Box coordinate listings:
═══

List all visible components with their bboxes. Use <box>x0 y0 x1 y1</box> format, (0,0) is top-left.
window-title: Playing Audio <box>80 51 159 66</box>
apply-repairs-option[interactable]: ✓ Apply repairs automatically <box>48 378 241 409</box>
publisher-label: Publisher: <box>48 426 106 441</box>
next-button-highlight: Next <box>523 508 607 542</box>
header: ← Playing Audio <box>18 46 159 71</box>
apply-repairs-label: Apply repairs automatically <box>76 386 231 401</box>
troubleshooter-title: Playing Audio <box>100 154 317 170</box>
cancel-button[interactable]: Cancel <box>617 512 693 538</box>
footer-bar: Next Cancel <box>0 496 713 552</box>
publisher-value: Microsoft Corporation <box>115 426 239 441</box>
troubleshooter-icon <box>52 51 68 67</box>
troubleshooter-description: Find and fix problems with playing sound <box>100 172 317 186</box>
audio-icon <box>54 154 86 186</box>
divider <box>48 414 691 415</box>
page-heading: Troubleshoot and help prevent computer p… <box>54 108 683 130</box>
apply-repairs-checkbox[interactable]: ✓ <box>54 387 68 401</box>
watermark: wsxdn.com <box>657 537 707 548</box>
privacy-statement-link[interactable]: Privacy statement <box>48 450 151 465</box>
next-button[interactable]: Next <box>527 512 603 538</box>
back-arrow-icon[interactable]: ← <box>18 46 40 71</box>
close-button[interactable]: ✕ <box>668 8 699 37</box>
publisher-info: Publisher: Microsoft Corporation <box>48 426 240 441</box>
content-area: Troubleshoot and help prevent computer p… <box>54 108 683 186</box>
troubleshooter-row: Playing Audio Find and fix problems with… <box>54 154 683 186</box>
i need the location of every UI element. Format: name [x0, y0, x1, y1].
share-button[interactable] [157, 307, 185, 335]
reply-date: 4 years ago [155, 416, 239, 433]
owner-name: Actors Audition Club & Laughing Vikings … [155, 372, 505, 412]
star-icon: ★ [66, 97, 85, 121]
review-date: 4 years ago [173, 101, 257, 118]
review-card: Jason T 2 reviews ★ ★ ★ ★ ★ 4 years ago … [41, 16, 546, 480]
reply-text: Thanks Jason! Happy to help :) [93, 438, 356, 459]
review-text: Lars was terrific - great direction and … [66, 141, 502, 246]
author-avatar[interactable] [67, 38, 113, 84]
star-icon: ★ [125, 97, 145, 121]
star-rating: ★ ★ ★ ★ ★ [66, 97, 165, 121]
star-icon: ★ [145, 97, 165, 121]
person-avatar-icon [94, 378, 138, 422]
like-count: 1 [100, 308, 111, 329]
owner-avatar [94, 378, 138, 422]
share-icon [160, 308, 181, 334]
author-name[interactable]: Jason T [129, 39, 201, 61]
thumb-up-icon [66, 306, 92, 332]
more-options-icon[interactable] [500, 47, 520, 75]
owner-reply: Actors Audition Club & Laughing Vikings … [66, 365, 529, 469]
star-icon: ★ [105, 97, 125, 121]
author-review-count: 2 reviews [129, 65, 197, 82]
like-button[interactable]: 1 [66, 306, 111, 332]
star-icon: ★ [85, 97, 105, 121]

═══

## INSTRUCTIONS FOR THE TASK
Count the lines in the data above that contain the string "Actors". Give only the number.

## ANSWER TO THIS EXERCISE
2